- [RECORDS TO PROCESS]:
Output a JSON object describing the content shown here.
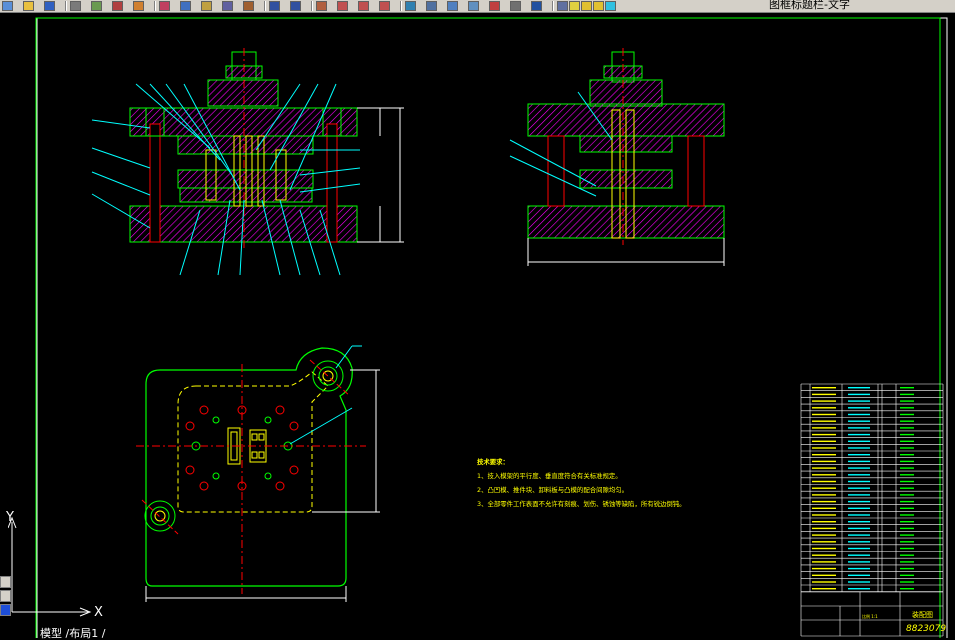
{
  "toolbar": {
    "icons": [
      "new-icon",
      "open-icon",
      "save-icon",
      "print-icon",
      "preview-icon",
      "publish-icon",
      "3d-print-icon",
      "cut-icon",
      "copy-icon",
      "paste-icon",
      "match-properties-icon",
      "brush-icon",
      "undo-icon",
      "redo-icon",
      "pan-icon",
      "zoom-realtime-icon",
      "zoom-window-icon",
      "zoom-previous-icon",
      "properties-icon",
      "design-center-icon",
      "tool-palettes-icon",
      "sheet-set-icon",
      "markup-icon",
      "calculator-icon",
      "help-icon",
      "layer-manager-icon",
      "layer-bulb-icon",
      "layer-sun-icon",
      "layer-lock-icon",
      "layer-color-icon"
    ],
    "layer_name": "图框标题栏-文字"
  },
  "drawing": {
    "technical_requirements": {
      "title": "技术要求：",
      "items": [
        "1、技入模架的平行度、垂直度符合有关标准规定。",
        "2、凸凹模、推件块、卸料板与凸模的配合间隙均匀。",
        "3、全部零件工作表面不允许有刻痕、划伤、锈蚀等缺陷，所有锐边倒钝。"
      ]
    },
    "title_block": {
      "drawing_name": "装配图",
      "drawing_number": "8823079",
      "sheet_scale": "比例 1:1"
    }
  },
  "ucs": {
    "x_label": "X",
    "y_label": "Y"
  },
  "status": {
    "layout_tabs": "模型 /布局1 /"
  },
  "colors": {
    "background": "#000000",
    "outline": "#00ff00",
    "hatch": "#ff00ff",
    "centerline": "#ff0000",
    "dimension": "#ffffff",
    "leader": "#00ffff",
    "text": "#ffff00",
    "toolbar": "#d4d0c8"
  }
}
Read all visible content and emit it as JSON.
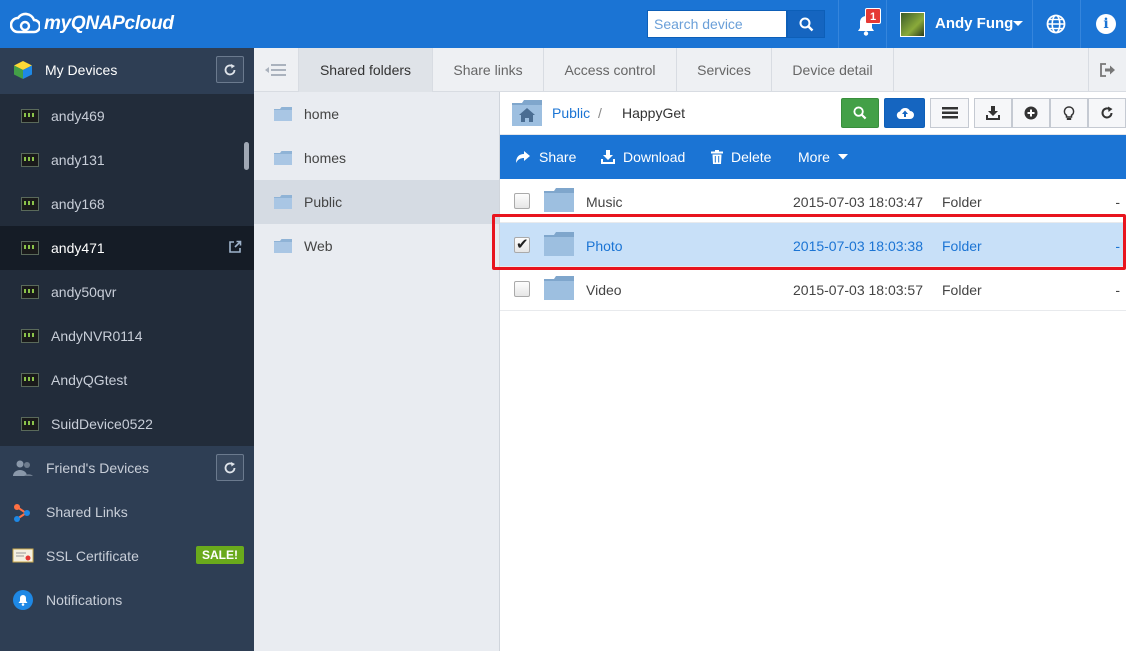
{
  "header": {
    "logo_text": "myQNAPcloud",
    "search_placeholder": "Search device",
    "notification_count": "1",
    "user_name": "Andy Fung"
  },
  "sidebar": {
    "my_devices_label": "My Devices",
    "devices": [
      {
        "name": "andy469"
      },
      {
        "name": "andy131"
      },
      {
        "name": "andy168"
      },
      {
        "name": "andy471",
        "active": true
      },
      {
        "name": "andy50qvr"
      },
      {
        "name": "AndyNVR0114"
      },
      {
        "name": "AndyQGtest"
      },
      {
        "name": "SuidDevice0522"
      }
    ],
    "friends_devices_label": "Friend's Devices",
    "shared_links_label": "Shared Links",
    "ssl_label": "SSL Certificate",
    "sale_badge": "SALE!",
    "notifications_label": "Notifications"
  },
  "tabs": [
    {
      "label": "Shared folders",
      "active": true
    },
    {
      "label": "Share links"
    },
    {
      "label": "Access control"
    },
    {
      "label": "Services"
    },
    {
      "label": "Device detail"
    }
  ],
  "folders": [
    {
      "name": "home"
    },
    {
      "name": "homes"
    },
    {
      "name": "Public",
      "active": true
    },
    {
      "name": "Web"
    }
  ],
  "breadcrumb": {
    "root": "Public",
    "separator": "/",
    "current": "HappyGet"
  },
  "actions": {
    "share": "Share",
    "download": "Download",
    "delete": "Delete",
    "more": "More"
  },
  "files": [
    {
      "name": "Music",
      "date": "2015-07-03 18:03:47",
      "type": "Folder",
      "size": "-",
      "checked": false
    },
    {
      "name": "Photo",
      "date": "2015-07-03 18:03:38",
      "type": "Folder",
      "size": "-",
      "checked": true
    },
    {
      "name": "Video",
      "date": "2015-07-03 18:03:57",
      "type": "Folder",
      "size": "-",
      "checked": false
    }
  ],
  "colors": {
    "brand_blue": "#1b74d4",
    "sidebar_bg": "#2e3e54",
    "selected_row": "#c8e0f8",
    "highlight_red": "#e8141e",
    "sale_green": "#6aaa1c"
  }
}
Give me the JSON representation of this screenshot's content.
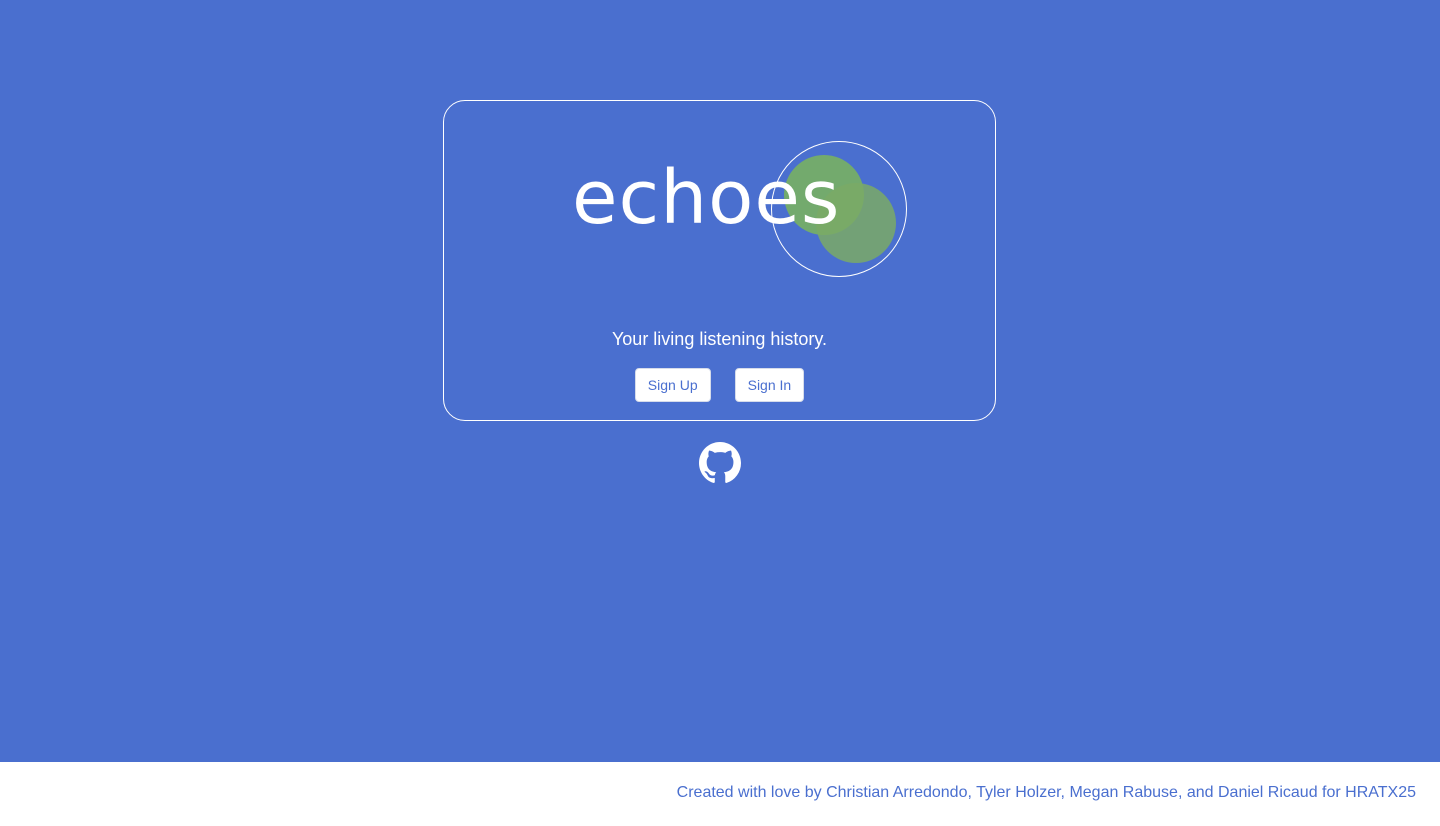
{
  "brand": {
    "name": "echoes",
    "tagline": "Your living listening history."
  },
  "actions": {
    "sign_up": "Sign Up",
    "sign_in": "Sign In"
  },
  "links": {
    "github_icon": "github-icon"
  },
  "footer": {
    "credit": "Created with love by Christian Arredondo, Tyler Holzer, Megan Rabuse, and Daniel Ricaud for HRATX25"
  },
  "colors": {
    "background": "#4a6fcf",
    "accent_green": "#7ab55c",
    "text_on_bg": "#ffffff",
    "footer_bg": "#ffffff",
    "footer_text": "#4a6fcf"
  }
}
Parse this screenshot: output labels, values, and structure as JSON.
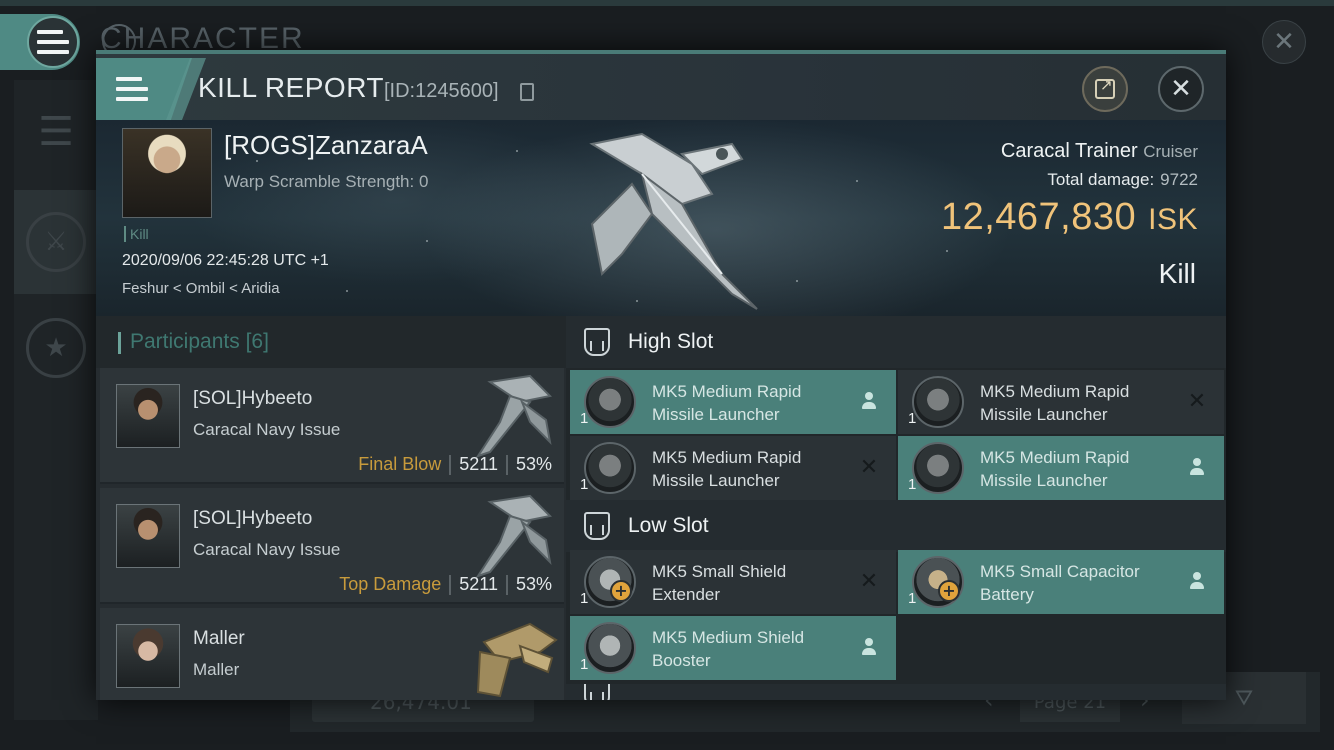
{
  "background": {
    "screen_title": "CHARACTER",
    "isk_value": "26,474.01",
    "page_label": "Page 21"
  },
  "header": {
    "title": "KILL REPORT",
    "report_id": "[ID:1245600]"
  },
  "victim": {
    "name": "[ROGS]ZanzaraA",
    "warp_scramble": "Warp Scramble Strength: 0",
    "kill_tag": "Kill",
    "datetime": "2020/09/06 22:45:28 UTC +1",
    "location": "Feshur < Ombil < Aridia",
    "ship_name": "Caracal Trainer",
    "ship_class": "Cruiser",
    "total_damage_label": "Total damage:",
    "total_damage": "9722",
    "isk_value": "12,467,830",
    "isk_unit": "ISK",
    "result": "Kill"
  },
  "participants": {
    "title": "Participants",
    "count": "[6]",
    "rows": [
      {
        "name": "[SOL]Hybeeto",
        "ship": "Caracal Navy Issue",
        "tag": "Final Blow",
        "damage": "5211",
        "percent": "53%"
      },
      {
        "name": "[SOL]Hybeeto",
        "ship": "Caracal Navy Issue",
        "tag": "Top Damage",
        "damage": "5211",
        "percent": "53%"
      },
      {
        "name": "Maller",
        "ship": "Maller",
        "tag": "",
        "damage": "",
        "percent": ""
      }
    ]
  },
  "fitting": {
    "high_slot_title": "High Slot",
    "low_slot_title": "Low Slot",
    "high_slot": [
      {
        "name": "MK5 Medium Rapid Missile Launcher",
        "qty": "1",
        "status": "fitted",
        "icon": "missile-launcher-icon"
      },
      {
        "name": "MK5 Medium Rapid Missile Launcher",
        "qty": "1",
        "status": "destroyed",
        "icon": "missile-launcher-icon"
      },
      {
        "name": "MK5 Medium Rapid Missile Launcher",
        "qty": "1",
        "status": "destroyed",
        "icon": "missile-launcher-icon"
      },
      {
        "name": "MK5 Medium Rapid Missile Launcher",
        "qty": "1",
        "status": "fitted",
        "icon": "missile-launcher-icon"
      }
    ],
    "low_slot": [
      {
        "name": "MK5 Small Shield Extender",
        "qty": "1",
        "status": "destroyed",
        "icon": "shield-extender-icon"
      },
      {
        "name": "MK5 Small Capacitor Battery",
        "qty": "1",
        "status": "fitted",
        "icon": "capacitor-battery-icon"
      },
      {
        "name": "MK5 Medium Shield Booster",
        "qty": "1",
        "status": "fitted",
        "icon": "shield-booster-icon"
      }
    ]
  },
  "colors": {
    "accent": "#4f8a84",
    "isk": "#f0c37a",
    "final_blow": "#c89b3c"
  }
}
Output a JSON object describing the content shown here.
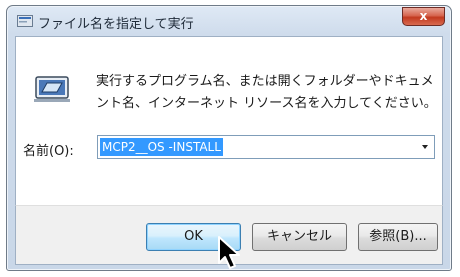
{
  "window": {
    "title": "ファイル名を指定して実行",
    "close_label": "x"
  },
  "body": {
    "description": "実行するプログラム名、または開くフォルダーやドキュメント名、インターネット リソース名を入力してください。",
    "open_label": "名前(O):",
    "open_value": "MCP2__OS -INSTALL"
  },
  "buttons": {
    "ok": "OK",
    "cancel": "キャンセル",
    "browse": "参照(B)..."
  },
  "colors": {
    "selection": "#3399ff",
    "close_button": "#c2391f",
    "frame": "#c9d7e8"
  },
  "icons": [
    "run-dialog-icon",
    "run-program-icon",
    "dropdown-arrow-icon",
    "mouse-pointer-icon"
  ]
}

- [WHAT YOU ARE ASKED TO DO]:
Except for the pictures, reproduce every line exactly.

- [FULL RESPONSE]:
Output a JSON object describing the content shown here.
{
  "toolbar": {
    "icons": [
      "new-icon",
      "open-icon",
      "save-icon",
      "print-icon",
      "preview-icon",
      "publish-icon",
      "3d-print-icon",
      "cut-icon",
      "copy-icon",
      "paste-icon",
      "match-properties-icon",
      "brush-icon",
      "undo-icon",
      "redo-icon",
      "pan-icon",
      "zoom-realtime-icon",
      "zoom-window-icon",
      "zoom-previous-icon",
      "properties-icon",
      "design-center-icon",
      "tool-palettes-icon",
      "sheet-set-icon",
      "markup-icon",
      "calculator-icon",
      "help-icon",
      "layer-manager-icon",
      "layer-bulb-icon",
      "layer-sun-icon",
      "layer-lock-icon",
      "layer-color-icon"
    ],
    "layer_name": "图框标题栏-文字"
  },
  "drawing": {
    "technical_requirements": {
      "title": "技术要求：",
      "items": [
        "1、技入模架的平行度、垂直度符合有关标准规定。",
        "2、凸凹模、推件块、卸料板与凸模的配合间隙均匀。",
        "3、全部零件工作表面不允许有刻痕、划伤、锈蚀等缺陷，所有锐边倒钝。"
      ]
    },
    "title_block": {
      "drawing_name": "装配图",
      "drawing_number": "8823079",
      "sheet_scale": "比例 1:1"
    }
  },
  "ucs": {
    "x_label": "X",
    "y_label": "Y"
  },
  "status": {
    "layout_tabs": "模型 /布局1 /"
  },
  "colors": {
    "background": "#000000",
    "outline": "#00ff00",
    "hatch": "#ff00ff",
    "centerline": "#ff0000",
    "dimension": "#ffffff",
    "leader": "#00ffff",
    "text": "#ffff00",
    "toolbar": "#d4d0c8"
  }
}
Read all visible content and emit it as JSON.
{
  "header": {
    "logo_text": "myQNAPcloud",
    "search_placeholder": "Search device",
    "notification_count": "1",
    "user_name": "Andy Fung"
  },
  "sidebar": {
    "my_devices_label": "My Devices",
    "devices": [
      {
        "name": "andy469"
      },
      {
        "name": "andy131"
      },
      {
        "name": "andy168"
      },
      {
        "name": "andy471",
        "active": true
      },
      {
        "name": "andy50qvr"
      },
      {
        "name": "AndyNVR0114"
      },
      {
        "name": "AndyQGtest"
      },
      {
        "name": "SuidDevice0522"
      }
    ],
    "friends_devices_label": "Friend's Devices",
    "shared_links_label": "Shared Links",
    "ssl_label": "SSL Certificate",
    "sale_badge": "SALE!",
    "notifications_label": "Notifications"
  },
  "tabs": [
    {
      "label": "Shared folders",
      "active": true
    },
    {
      "label": "Share links"
    },
    {
      "label": "Access control"
    },
    {
      "label": "Services"
    },
    {
      "label": "Device detail"
    }
  ],
  "folders": [
    {
      "name": "home"
    },
    {
      "name": "homes"
    },
    {
      "name": "Public",
      "active": true
    },
    {
      "name": "Web"
    }
  ],
  "breadcrumb": {
    "root": "Public",
    "separator": "/",
    "current": "HappyGet"
  },
  "actions": {
    "share": "Share",
    "download": "Download",
    "delete": "Delete",
    "more": "More"
  },
  "files": [
    {
      "name": "Music",
      "date": "2015-07-03 18:03:47",
      "type": "Folder",
      "size": "-",
      "checked": false
    },
    {
      "name": "Photo",
      "date": "2015-07-03 18:03:38",
      "type": "Folder",
      "size": "-",
      "checked": true
    },
    {
      "name": "Video",
      "date": "2015-07-03 18:03:57",
      "type": "Folder",
      "size": "-",
      "checked": false
    }
  ],
  "colors": {
    "brand_blue": "#1b74d4",
    "sidebar_bg": "#2e3e54",
    "selected_row": "#c8e0f8",
    "highlight_red": "#e8141e",
    "sale_green": "#6aaa1c"
  }
}
Give me the JSON representation of this screenshot's content.
{
  "brand": {
    "name": "echoes",
    "tagline": "Your living listening history."
  },
  "actions": {
    "sign_up": "Sign Up",
    "sign_in": "Sign In"
  },
  "links": {
    "github_icon": "github-icon"
  },
  "footer": {
    "credit": "Created with love by Christian Arredondo, Tyler Holzer, Megan Rabuse, and Daniel Ricaud for HRATX25"
  },
  "colors": {
    "background": "#4a6fcf",
    "accent_green": "#7ab55c",
    "text_on_bg": "#ffffff",
    "footer_bg": "#ffffff",
    "footer_text": "#4a6fcf"
  }
}
Parse this screenshot: output labels, values, and structure as JSON.
{
  "background": {
    "screen_title": "CHARACTER",
    "isk_value": "26,474.01",
    "page_label": "Page 21"
  },
  "header": {
    "title": "KILL REPORT",
    "report_id": "[ID:1245600]"
  },
  "victim": {
    "name": "[ROGS]ZanzaraA",
    "warp_scramble": "Warp Scramble Strength: 0",
    "kill_tag": "Kill",
    "datetime": "2020/09/06 22:45:28 UTC +1",
    "location": "Feshur < Ombil < Aridia",
    "ship_name": "Caracal Trainer",
    "ship_class": "Cruiser",
    "total_damage_label": "Total damage:",
    "total_damage": "9722",
    "isk_value": "12,467,830",
    "isk_unit": "ISK",
    "result": "Kill"
  },
  "participants": {
    "title": "Participants",
    "count": "[6]",
    "rows": [
      {
        "name": "[SOL]Hybeeto",
        "ship": "Caracal Navy Issue",
        "tag": "Final Blow",
        "damage": "5211",
        "percent": "53%"
      },
      {
        "name": "[SOL]Hybeeto",
        "ship": "Caracal Navy Issue",
        "tag": "Top Damage",
        "damage": "5211",
        "percent": "53%"
      },
      {
        "name": "Maller",
        "ship": "Maller",
        "tag": "",
        "damage": "",
        "percent": ""
      }
    ]
  },
  "fitting": {
    "high_slot_title": "High Slot",
    "low_slot_title": "Low Slot",
    "high_slot": [
      {
        "name": "MK5 Medium Rapid Missile Launcher",
        "qty": "1",
        "status": "fitted",
        "icon": "missile-launcher-icon"
      },
      {
        "name": "MK5 Medium Rapid Missile Launcher",
        "qty": "1",
        "status": "destroyed",
        "icon": "missile-launcher-icon"
      },
      {
        "name": "MK5 Medium Rapid Missile Launcher",
        "qty": "1",
        "status": "destroyed",
        "icon": "missile-launcher-icon"
      },
      {
        "name": "MK5 Medium Rapid Missile Launcher",
        "qty": "1",
        "status": "fitted",
        "icon": "missile-launcher-icon"
      }
    ],
    "low_slot": [
      {
        "name": "MK5 Small Shield Extender",
        "qty": "1",
        "status": "destroyed",
        "icon": "shield-extender-icon"
      },
      {
        "name": "MK5 Small Capacitor Battery",
        "qty": "1",
        "status": "fitted",
        "icon": "capacitor-battery-icon"
      },
      {
        "name": "MK5 Medium Shield Booster",
        "qty": "1",
        "status": "fitted",
        "icon": "shield-booster-icon"
      }
    ]
  },
  "colors": {
    "accent": "#4f8a84",
    "isk": "#f0c37a",
    "final_blow": "#c89b3c"
  }
}
Output a JSON object describing the content shown here.
{
  "window": {
    "title": "ファイル名を指定して実行",
    "close_label": "x"
  },
  "body": {
    "description": "実行するプログラム名、または開くフォルダーやドキュメント名、インターネット リソース名を入力してください。",
    "open_label": "名前(O):",
    "open_value": "MCP2__OS -INSTALL"
  },
  "buttons": {
    "ok": "OK",
    "cancel": "キャンセル",
    "browse": "参照(B)..."
  },
  "colors": {
    "selection": "#3399ff",
    "close_button": "#c2391f",
    "frame": "#c9d7e8"
  },
  "icons": [
    "run-dialog-icon",
    "run-program-icon",
    "dropdown-arrow-icon",
    "mouse-pointer-icon"
  ]
}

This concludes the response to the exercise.